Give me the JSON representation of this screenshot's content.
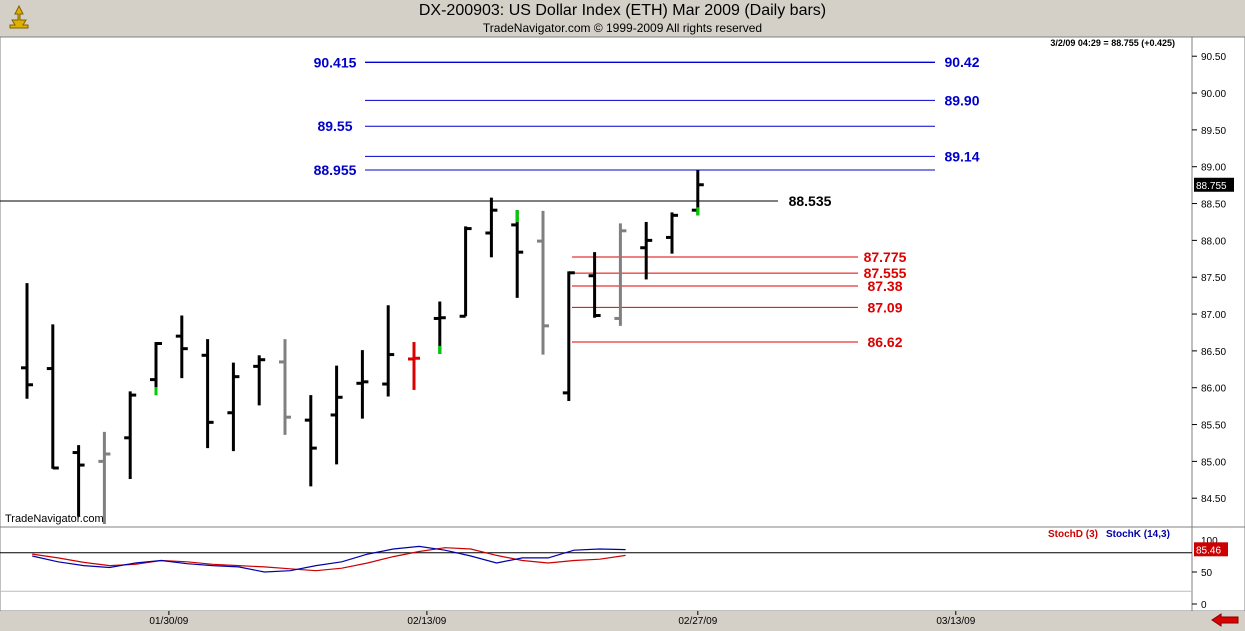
{
  "header": {
    "title": "DX-200903:  US Dollar Index (ETH) Mar 2009  (Daily bars)",
    "subtitle": "TradeNavigator.com © 1999-2009 All rights reserved"
  },
  "quote": "3/2/09 04:29 = 88.755 (+0.425)",
  "watermark": "TradeNavigator.com",
  "colors": {
    "blue_level": "#0000cc",
    "red_level": "#dd0000",
    "up_tick": "#00cc00",
    "gray_bar": "#808080"
  },
  "icons": {
    "logo": "trader-figure-icon",
    "scroll": "red-left-arrow-icon"
  },
  "chart_data": [
    {
      "type": "ohlc",
      "ylim": [
        84.15,
        90.72
      ],
      "yticks": [
        "90.50",
        "90.00",
        "89.50",
        "89.00",
        "88.50",
        "88.00",
        "87.50",
        "87.00",
        "86.50",
        "86.00",
        "85.50",
        "85.00",
        "84.50"
      ],
      "last_price_label": "88.755",
      "xticks": [
        {
          "label": "01/30/09",
          "bar": 5.5
        },
        {
          "label": "02/13/09",
          "bar": 15.5
        },
        {
          "label": "02/27/09",
          "bar": 26
        },
        {
          "label": "03/13/09",
          "bar": 36
        }
      ],
      "bars": [
        {
          "o": 86.27,
          "h": 87.42,
          "l": 85.85,
          "c": 86.04,
          "color": "black"
        },
        {
          "o": 86.26,
          "h": 86.86,
          "l": 84.9,
          "c": 84.91,
          "color": "black"
        },
        {
          "o": 85.12,
          "h": 85.22,
          "l": 84.25,
          "c": 84.95,
          "color": "black"
        },
        {
          "o": 85.0,
          "h": 85.4,
          "l": 84.15,
          "c": 85.1,
          "color": "gray"
        },
        {
          "o": 85.32,
          "h": 85.95,
          "l": 84.76,
          "c": 85.9,
          "color": "black"
        },
        {
          "o": 86.11,
          "h": 86.62,
          "l": 85.9,
          "c": 86.6,
          "color": "black",
          "tick": "green"
        },
        {
          "o": 86.7,
          "h": 86.98,
          "l": 86.13,
          "c": 86.53,
          "color": "black"
        },
        {
          "o": 86.44,
          "h": 86.66,
          "l": 85.18,
          "c": 85.53,
          "color": "black"
        },
        {
          "o": 85.66,
          "h": 86.34,
          "l": 85.14,
          "c": 86.15,
          "color": "black"
        },
        {
          "o": 86.29,
          "h": 86.44,
          "l": 85.76,
          "c": 86.38,
          "color": "black"
        },
        {
          "o": 86.35,
          "h": 86.66,
          "l": 85.36,
          "c": 85.6,
          "color": "gray"
        },
        {
          "o": 85.56,
          "h": 85.9,
          "l": 84.66,
          "c": 85.18,
          "color": "black"
        },
        {
          "o": 85.63,
          "h": 86.3,
          "l": 84.96,
          "c": 85.87,
          "color": "black"
        },
        {
          "o": 86.06,
          "h": 86.51,
          "l": 85.58,
          "c": 86.08,
          "color": "black"
        },
        {
          "o": 86.05,
          "h": 87.12,
          "l": 85.88,
          "c": 86.45,
          "color": "black"
        },
        {
          "o": 86.39,
          "h": 86.62,
          "l": 85.97,
          "c": 86.4,
          "color": "red"
        },
        {
          "o": 86.94,
          "h": 87.17,
          "l": 86.46,
          "c": 86.95,
          "color": "black",
          "tick": "green"
        },
        {
          "o": 86.97,
          "h": 88.19,
          "l": 86.97,
          "c": 88.16,
          "color": "black"
        },
        {
          "o": 88.1,
          "h": 88.58,
          "l": 87.77,
          "c": 88.41,
          "color": "black"
        },
        {
          "o": 88.21,
          "h": 88.41,
          "l": 87.22,
          "c": 87.84,
          "color": "black",
          "tick": "green"
        },
        {
          "o": 87.99,
          "h": 88.4,
          "l": 86.45,
          "c": 86.84,
          "color": "gray"
        },
        {
          "o": 85.93,
          "h": 87.58,
          "l": 85.82,
          "c": 87.56,
          "color": "black"
        },
        {
          "o": 87.52,
          "h": 87.84,
          "l": 86.95,
          "c": 86.98,
          "color": "black"
        },
        {
          "o": 86.94,
          "h": 88.23,
          "l": 86.84,
          "c": 88.13,
          "color": "gray"
        },
        {
          "o": 87.9,
          "h": 88.25,
          "l": 87.47,
          "c": 88.0,
          "color": "black"
        },
        {
          "o": 88.04,
          "h": 88.38,
          "l": 87.82,
          "c": 88.34,
          "color": "black"
        },
        {
          "o": 88.41,
          "h": 88.95,
          "l": 88.34,
          "c": 88.755,
          "color": "black",
          "tick": "green"
        }
      ],
      "levels": [
        {
          "label": "90.415",
          "value": 90.415,
          "color": "blue",
          "side": "left",
          "x0": 27.5,
          "x1": 27.5
        },
        {
          "label": "90.42",
          "value": 90.42,
          "color": "blue",
          "side": "right"
        },
        {
          "label": "89.90",
          "value": 89.9,
          "color": "blue",
          "side": "right"
        },
        {
          "label": "89.55",
          "value": 89.55,
          "color": "blue",
          "side": "left"
        },
        {
          "label": "89.14",
          "value": 89.14,
          "color": "blue",
          "side": "right"
        },
        {
          "label": "88.955",
          "value": 88.955,
          "color": "blue",
          "side": "left"
        },
        {
          "label": "88.535",
          "value": 88.535,
          "color": "black",
          "side": "right"
        },
        {
          "label": "87.775",
          "value": 87.775,
          "color": "red",
          "side": "right"
        },
        {
          "label": "87.555",
          "value": 87.555,
          "color": "red",
          "side": "right"
        },
        {
          "label": "87.38",
          "value": 87.38,
          "color": "red",
          "side": "right"
        },
        {
          "label": "87.09",
          "value": 87.09,
          "color": "red",
          "side": "right"
        },
        {
          "label": "86.62",
          "value": 86.62,
          "color": "red",
          "side": "right"
        }
      ]
    },
    {
      "type": "line",
      "title": "StochD (3)  StochK (14,3)",
      "series": [
        {
          "name": "StochD (3)",
          "color": "#cc0000",
          "values": [
            78,
            72,
            65,
            60,
            62,
            68,
            66,
            62,
            60,
            58,
            55,
            52,
            56,
            64,
            74,
            82,
            88,
            86,
            76,
            68,
            64,
            68,
            70,
            76
          ]
        },
        {
          "name": "StochK (14,3)",
          "color": "#0000aa",
          "values": [
            75,
            66,
            60,
            57,
            64,
            68,
            63,
            60,
            58,
            50,
            52,
            60,
            66,
            78,
            86,
            90,
            84,
            75,
            64,
            72,
            72,
            84,
            86,
            85
          ]
        }
      ],
      "last_value_label": "85.46",
      "top_value_label": "100",
      "yticks": [
        "50",
        "0"
      ],
      "ylim": [
        0,
        100
      ]
    }
  ]
}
□ □ □ □ □ □ □
TO BE DONE - Copy the material above exactly and drop the pictures.

EXPECTED ANSWER -
Give me the JSON representation of this screenshot's content.
{
  "header": {
    "title": "DX-200903:  US Dollar Index (ETH) Mar 2009  (Daily bars)",
    "subtitle": "TradeNavigator.com © 1999-2009 All rights reserved"
  },
  "quote": "3/2/09 04:29 = 88.755 (+0.425)",
  "watermark": "TradeNavigator.com",
  "colors": {
    "blue_level": "#0000cc",
    "red_level": "#dd0000",
    "up_tick": "#00cc00",
    "gray_bar": "#808080"
  },
  "icons": {
    "logo": "trader-figure-icon",
    "scroll": "red-left-arrow-icon"
  },
  "chart_data": [
    {
      "type": "ohlc",
      "ylim": [
        84.15,
        90.72
      ],
      "yticks": [
        "90.50",
        "90.00",
        "89.50",
        "89.00",
        "88.50",
        "88.00",
        "87.50",
        "87.00",
        "86.50",
        "86.00",
        "85.50",
        "85.00",
        "84.50"
      ],
      "last_price_label": "88.755",
      "xticks": [
        {
          "label": "01/30/09",
          "bar": 5.5
        },
        {
          "label": "02/13/09",
          "bar": 15.5
        },
        {
          "label": "02/27/09",
          "bar": 26
        },
        {
          "label": "03/13/09",
          "bar": 36
        }
      ],
      "bars": [
        {
          "o": 86.27,
          "h": 87.42,
          "l": 85.85,
          "c": 86.04,
          "color": "black"
        },
        {
          "o": 86.26,
          "h": 86.86,
          "l": 84.9,
          "c": 84.91,
          "color": "black"
        },
        {
          "o": 85.12,
          "h": 85.22,
          "l": 84.25,
          "c": 84.95,
          "color": "black"
        },
        {
          "o": 85.0,
          "h": 85.4,
          "l": 84.15,
          "c": 85.1,
          "color": "gray"
        },
        {
          "o": 85.32,
          "h": 85.95,
          "l": 84.76,
          "c": 85.9,
          "color": "black"
        },
        {
          "o": 86.11,
          "h": 86.62,
          "l": 85.9,
          "c": 86.6,
          "color": "black",
          "tick": "green"
        },
        {
          "o": 86.7,
          "h": 86.98,
          "l": 86.13,
          "c": 86.53,
          "color": "black"
        },
        {
          "o": 86.44,
          "h": 86.66,
          "l": 85.18,
          "c": 85.53,
          "color": "black"
        },
        {
          "o": 85.66,
          "h": 86.34,
          "l": 85.14,
          "c": 86.15,
          "color": "black"
        },
        {
          "o": 86.29,
          "h": 86.44,
          "l": 85.76,
          "c": 86.38,
          "color": "black"
        },
        {
          "o": 86.35,
          "h": 86.66,
          "l": 85.36,
          "c": 85.6,
          "color": "gray"
        },
        {
          "o": 85.56,
          "h": 85.9,
          "l": 84.66,
          "c": 85.18,
          "color": "black"
        },
        {
          "o": 85.63,
          "h": 86.3,
          "l": 84.96,
          "c": 85.87,
          "color": "black"
        },
        {
          "o": 86.06,
          "h": 86.51,
          "l": 85.58,
          "c": 86.08,
          "color": "black"
        },
        {
          "o": 86.05,
          "h": 87.12,
          "l": 85.88,
          "c": 86.45,
          "color": "black"
        },
        {
          "o": 86.39,
          "h": 86.62,
          "l": 85.97,
          "c": 86.4,
          "color": "red"
        },
        {
          "o": 86.94,
          "h": 87.17,
          "l": 86.46,
          "c": 86.95,
          "color": "black",
          "tick": "green"
        },
        {
          "o": 86.97,
          "h": 88.19,
          "l": 86.97,
          "c": 88.16,
          "color": "black"
        },
        {
          "o": 88.1,
          "h": 88.58,
          "l": 87.77,
          "c": 88.41,
          "color": "black"
        },
        {
          "o": 88.21,
          "h": 88.41,
          "l": 87.22,
          "c": 87.84,
          "color": "black",
          "tick": "green"
        },
        {
          "o": 87.99,
          "h": 88.4,
          "l": 86.45,
          "c": 86.84,
          "color": "gray"
        },
        {
          "o": 85.93,
          "h": 87.58,
          "l": 85.82,
          "c": 87.56,
          "color": "black"
        },
        {
          "o": 87.52,
          "h": 87.84,
          "l": 86.95,
          "c": 86.98,
          "color": "black"
        },
        {
          "o": 86.94,
          "h": 88.23,
          "l": 86.84,
          "c": 88.13,
          "color": "gray"
        },
        {
          "o": 87.9,
          "h": 88.25,
          "l": 87.47,
          "c": 88.0,
          "color": "black"
        },
        {
          "o": 88.04,
          "h": 88.38,
          "l": 87.82,
          "c": 88.34,
          "color": "black"
        },
        {
          "o": 88.41,
          "h": 88.95,
          "l": 88.34,
          "c": 88.755,
          "color": "black",
          "tick": "green"
        }
      ],
      "levels": [
        {
          "label": "90.415",
          "value": 90.415,
          "color": "blue",
          "side": "left",
          "x0": 27.5,
          "x1": 27.5
        },
        {
          "label": "90.42",
          "value": 90.42,
          "color": "blue",
          "side": "right"
        },
        {
          "label": "89.90",
          "value": 89.9,
          "color": "blue",
          "side": "right"
        },
        {
          "label": "89.55",
          "value": 89.55,
          "color": "blue",
          "side": "left"
        },
        {
          "label": "89.14",
          "value": 89.14,
          "color": "blue",
          "side": "right"
        },
        {
          "label": "88.955",
          "value": 88.955,
          "color": "blue",
          "side": "left"
        },
        {
          "label": "88.535",
          "value": 88.535,
          "color": "black",
          "side": "right"
        },
        {
          "label": "87.775",
          "value": 87.775,
          "color": "red",
          "side": "right"
        },
        {
          "label": "87.555",
          "value": 87.555,
          "color": "red",
          "side": "right"
        },
        {
          "label": "87.38",
          "value": 87.38,
          "color": "red",
          "side": "right"
        },
        {
          "label": "87.09",
          "value": 87.09,
          "color": "red",
          "side": "right"
        },
        {
          "label": "86.62",
          "value": 86.62,
          "color": "red",
          "side": "right"
        }
      ]
    },
    {
      "type": "line",
      "title": "StochD (3)  StochK (14,3)",
      "series": [
        {
          "name": "StochD (3)",
          "color": "#cc0000",
          "values": [
            78,
            72,
            65,
            60,
            62,
            68,
            66,
            62,
            60,
            58,
            55,
            52,
            56,
            64,
            74,
            82,
            88,
            86,
            76,
            68,
            64,
            68,
            70,
            76
          ]
        },
        {
          "name": "StochK (14,3)",
          "color": "#0000aa",
          "values": [
            75,
            66,
            60,
            57,
            64,
            68,
            63,
            60,
            58,
            50,
            52,
            60,
            66,
            78,
            86,
            90,
            84,
            75,
            64,
            72,
            72,
            84,
            86,
            85
          ]
        }
      ],
      "last_value_label": "85.46",
      "top_value_label": "100",
      "yticks": [
        "50",
        "0"
      ],
      "ylim": [
        0,
        100
      ]
    }
  ]
}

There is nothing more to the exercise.